## begin Material shown

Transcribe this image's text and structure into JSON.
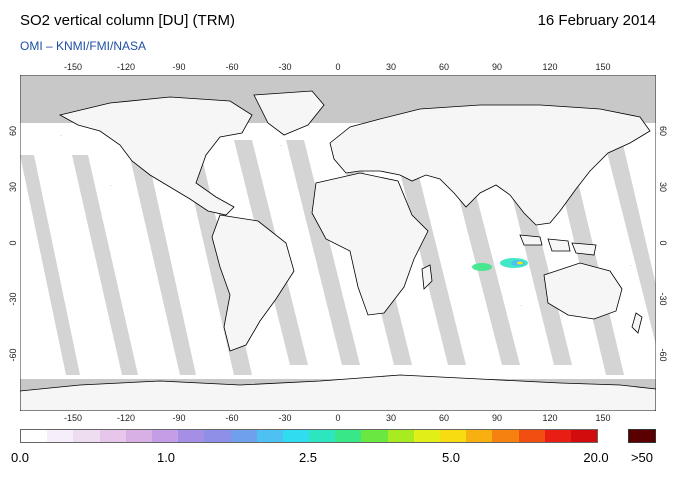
{
  "header": {
    "title": "SO2 vertical column [DU] (TRM)",
    "date": "16 February 2014",
    "credit": "OMI  –  KNMI/FMI/NASA"
  },
  "map": {
    "projection": "equirectangular",
    "lon_range": [
      -180,
      180
    ],
    "lat_range": [
      -90,
      90
    ],
    "lon_ticks": [
      "-150",
      "-120",
      "-90",
      "-60",
      "-30",
      "0",
      "30",
      "60",
      "90",
      "120",
      "150"
    ],
    "lat_ticks": [
      "60",
      "30",
      "0",
      "-30",
      "-60"
    ],
    "colors": {
      "no_data": "#c8c8c8",
      "swath_gap": "#d4d4d4",
      "ocean": "#ffffff",
      "coastline": "#000000",
      "over_max": "#5a0000"
    },
    "so2_plume_region": "Indian Ocean, east of Madagascar / Southeast Indian Ocean around 90E-105E, 10S-20S"
  },
  "colorbar": {
    "labels": [
      "0.0",
      "1.0",
      "2.5",
      "5.0",
      "20.0",
      ">50"
    ],
    "colors": [
      "#ffffff",
      "#f6eef8",
      "#eedcf0",
      "#e6c6ea",
      "#d8b0e6",
      "#c39ee6",
      "#a48ee6",
      "#8f8fe8",
      "#6fa0ee",
      "#4ec0f2",
      "#30dcef",
      "#2ce6c0",
      "#38e888",
      "#6ae842",
      "#a8ec20",
      "#e2ee18",
      "#f6dc10",
      "#f8b010",
      "#f68010",
      "#f24e12",
      "#e81e14",
      "#d20c0c"
    ],
    "over_color": "#5a0000"
  }
}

## end Material shown

What the task asks – Write out the full listing verbatim, excluding its pictures.

The reply –
Transcribe this image's text and structure into JSON.
{
  "header": {
    "title": "SO2 vertical column [DU] (TRM)",
    "date": "16 February 2014",
    "credit": "OMI  –  KNMI/FMI/NASA"
  },
  "map": {
    "projection": "equirectangular",
    "lon_range": [
      -180,
      180
    ],
    "lat_range": [
      -90,
      90
    ],
    "lon_ticks": [
      "-150",
      "-120",
      "-90",
      "-60",
      "-30",
      "0",
      "30",
      "60",
      "90",
      "120",
      "150"
    ],
    "lat_ticks": [
      "60",
      "30",
      "0",
      "-30",
      "-60"
    ],
    "colors": {
      "no_data": "#c8c8c8",
      "swath_gap": "#d4d4d4",
      "ocean": "#ffffff",
      "coastline": "#000000",
      "over_max": "#5a0000"
    },
    "so2_plume_region": "Indian Ocean, east of Madagascar / Southeast Indian Ocean around 90E-105E, 10S-20S"
  },
  "colorbar": {
    "labels": [
      "0.0",
      "1.0",
      "2.5",
      "5.0",
      "20.0",
      ">50"
    ],
    "colors": [
      "#ffffff",
      "#f6eef8",
      "#eedcf0",
      "#e6c6ea",
      "#d8b0e6",
      "#c39ee6",
      "#a48ee6",
      "#8f8fe8",
      "#6fa0ee",
      "#4ec0f2",
      "#30dcef",
      "#2ce6c0",
      "#38e888",
      "#6ae842",
      "#a8ec20",
      "#e2ee18",
      "#f6dc10",
      "#f8b010",
      "#f68010",
      "#f24e12",
      "#e81e14",
      "#d20c0c"
    ],
    "over_color": "#5a0000"
  }
}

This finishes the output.